» Exercise prompt
Show every line in the entries below where the word "português" appears.
################
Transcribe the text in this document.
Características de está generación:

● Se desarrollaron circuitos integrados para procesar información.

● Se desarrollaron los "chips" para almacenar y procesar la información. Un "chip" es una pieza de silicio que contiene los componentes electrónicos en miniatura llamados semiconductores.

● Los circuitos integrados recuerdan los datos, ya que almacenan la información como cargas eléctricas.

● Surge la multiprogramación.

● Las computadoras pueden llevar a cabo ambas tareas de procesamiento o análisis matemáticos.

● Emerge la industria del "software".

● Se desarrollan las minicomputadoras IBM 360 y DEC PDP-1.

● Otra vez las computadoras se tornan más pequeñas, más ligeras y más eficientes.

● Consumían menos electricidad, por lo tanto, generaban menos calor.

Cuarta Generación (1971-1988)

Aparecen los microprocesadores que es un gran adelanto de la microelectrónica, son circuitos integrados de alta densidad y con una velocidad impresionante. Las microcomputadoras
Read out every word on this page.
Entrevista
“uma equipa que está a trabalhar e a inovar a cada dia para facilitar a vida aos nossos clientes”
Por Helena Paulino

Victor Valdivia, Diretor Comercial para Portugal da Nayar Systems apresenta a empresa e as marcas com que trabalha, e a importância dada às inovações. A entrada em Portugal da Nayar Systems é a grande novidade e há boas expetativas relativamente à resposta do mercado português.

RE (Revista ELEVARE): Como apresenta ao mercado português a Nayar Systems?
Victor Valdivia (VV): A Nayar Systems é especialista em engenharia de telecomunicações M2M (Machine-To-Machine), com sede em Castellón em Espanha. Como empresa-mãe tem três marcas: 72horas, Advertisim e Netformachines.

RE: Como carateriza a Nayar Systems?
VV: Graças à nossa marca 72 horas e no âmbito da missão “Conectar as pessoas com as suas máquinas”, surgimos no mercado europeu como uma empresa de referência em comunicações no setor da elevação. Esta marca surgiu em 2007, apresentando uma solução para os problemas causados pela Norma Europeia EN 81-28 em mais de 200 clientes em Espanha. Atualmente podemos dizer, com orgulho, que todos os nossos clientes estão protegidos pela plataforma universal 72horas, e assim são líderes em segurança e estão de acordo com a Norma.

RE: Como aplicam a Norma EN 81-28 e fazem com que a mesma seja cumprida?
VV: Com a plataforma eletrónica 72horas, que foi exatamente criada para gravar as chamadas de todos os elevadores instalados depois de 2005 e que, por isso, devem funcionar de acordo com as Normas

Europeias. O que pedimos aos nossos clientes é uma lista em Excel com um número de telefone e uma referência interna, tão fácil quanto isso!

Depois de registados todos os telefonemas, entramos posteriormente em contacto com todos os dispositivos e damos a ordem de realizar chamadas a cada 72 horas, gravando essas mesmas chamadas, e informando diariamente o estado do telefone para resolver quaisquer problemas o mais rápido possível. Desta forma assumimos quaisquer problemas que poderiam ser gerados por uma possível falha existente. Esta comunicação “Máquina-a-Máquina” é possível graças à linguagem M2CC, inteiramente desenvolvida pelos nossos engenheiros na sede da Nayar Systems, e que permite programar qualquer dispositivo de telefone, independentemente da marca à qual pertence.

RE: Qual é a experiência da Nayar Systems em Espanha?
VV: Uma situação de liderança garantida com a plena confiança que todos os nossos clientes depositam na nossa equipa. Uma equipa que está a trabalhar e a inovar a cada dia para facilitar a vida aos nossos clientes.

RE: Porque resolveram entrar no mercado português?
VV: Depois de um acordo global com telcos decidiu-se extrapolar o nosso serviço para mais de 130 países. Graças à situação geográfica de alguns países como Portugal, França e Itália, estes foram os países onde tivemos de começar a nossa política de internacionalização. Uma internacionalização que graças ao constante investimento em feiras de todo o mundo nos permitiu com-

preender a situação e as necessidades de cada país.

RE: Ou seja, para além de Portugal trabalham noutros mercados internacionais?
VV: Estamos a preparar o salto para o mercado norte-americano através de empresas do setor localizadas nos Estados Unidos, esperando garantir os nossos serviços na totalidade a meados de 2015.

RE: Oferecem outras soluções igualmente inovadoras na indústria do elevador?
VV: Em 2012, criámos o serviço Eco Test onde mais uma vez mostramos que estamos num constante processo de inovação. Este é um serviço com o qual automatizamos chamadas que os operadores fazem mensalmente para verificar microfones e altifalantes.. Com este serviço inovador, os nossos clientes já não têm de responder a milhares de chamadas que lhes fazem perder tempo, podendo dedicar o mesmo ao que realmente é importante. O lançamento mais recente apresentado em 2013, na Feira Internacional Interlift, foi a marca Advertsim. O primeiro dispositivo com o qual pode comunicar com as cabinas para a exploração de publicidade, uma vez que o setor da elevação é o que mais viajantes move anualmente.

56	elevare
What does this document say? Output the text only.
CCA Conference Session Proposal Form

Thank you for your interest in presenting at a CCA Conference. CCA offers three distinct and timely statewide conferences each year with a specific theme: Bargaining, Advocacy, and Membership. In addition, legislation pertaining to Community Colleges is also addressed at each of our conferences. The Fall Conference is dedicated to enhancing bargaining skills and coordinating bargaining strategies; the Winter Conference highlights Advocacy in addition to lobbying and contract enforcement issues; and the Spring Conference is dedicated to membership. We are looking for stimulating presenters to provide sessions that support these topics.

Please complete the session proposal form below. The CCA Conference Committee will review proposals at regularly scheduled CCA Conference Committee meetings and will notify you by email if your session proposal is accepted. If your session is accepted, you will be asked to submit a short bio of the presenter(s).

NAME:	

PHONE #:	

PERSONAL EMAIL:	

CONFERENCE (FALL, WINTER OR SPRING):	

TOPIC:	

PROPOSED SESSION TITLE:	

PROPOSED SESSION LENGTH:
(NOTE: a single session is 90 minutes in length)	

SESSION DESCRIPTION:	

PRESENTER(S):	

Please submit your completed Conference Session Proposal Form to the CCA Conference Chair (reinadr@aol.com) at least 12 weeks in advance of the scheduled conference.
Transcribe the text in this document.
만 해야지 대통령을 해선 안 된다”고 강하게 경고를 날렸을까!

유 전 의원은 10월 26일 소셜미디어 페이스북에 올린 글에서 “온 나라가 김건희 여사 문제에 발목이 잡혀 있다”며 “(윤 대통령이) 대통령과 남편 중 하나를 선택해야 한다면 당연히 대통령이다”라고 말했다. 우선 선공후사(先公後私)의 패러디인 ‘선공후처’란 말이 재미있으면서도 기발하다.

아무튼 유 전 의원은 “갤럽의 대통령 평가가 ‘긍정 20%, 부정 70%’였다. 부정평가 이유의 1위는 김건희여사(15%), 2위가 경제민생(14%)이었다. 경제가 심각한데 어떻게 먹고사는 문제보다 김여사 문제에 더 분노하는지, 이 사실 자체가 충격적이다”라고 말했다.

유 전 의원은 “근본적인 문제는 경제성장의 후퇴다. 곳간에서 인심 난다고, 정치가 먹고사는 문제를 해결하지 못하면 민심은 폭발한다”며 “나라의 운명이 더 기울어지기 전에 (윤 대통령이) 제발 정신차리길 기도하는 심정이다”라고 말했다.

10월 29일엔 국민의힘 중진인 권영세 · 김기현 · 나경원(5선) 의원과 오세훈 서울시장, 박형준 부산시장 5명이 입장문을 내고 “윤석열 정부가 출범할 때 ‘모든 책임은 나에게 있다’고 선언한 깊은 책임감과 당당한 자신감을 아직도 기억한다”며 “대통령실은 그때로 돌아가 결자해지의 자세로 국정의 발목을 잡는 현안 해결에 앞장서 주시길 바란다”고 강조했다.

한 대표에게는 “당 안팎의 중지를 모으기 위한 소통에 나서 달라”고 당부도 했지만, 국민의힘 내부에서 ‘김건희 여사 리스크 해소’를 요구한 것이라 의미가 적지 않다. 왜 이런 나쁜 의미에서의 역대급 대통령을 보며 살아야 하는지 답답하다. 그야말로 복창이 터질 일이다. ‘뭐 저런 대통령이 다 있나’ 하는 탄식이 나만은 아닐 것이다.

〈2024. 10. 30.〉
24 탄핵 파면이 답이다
################
» Result below
Victor Valdivia, Diretor Comercial para Portugal da Nayar Systems apresenta a empresa e as marcas com que trabalha, e a importância dada às inovações. A entrada em Portugal da Nayar Systems é a grande novidade e há boas expetativas relativamente à resposta do mercado português.
RE (Revista ELEVARE): Como apresenta ao mercado português a Nayar Systems?
RE: Porque resolveram entrar no mercado português?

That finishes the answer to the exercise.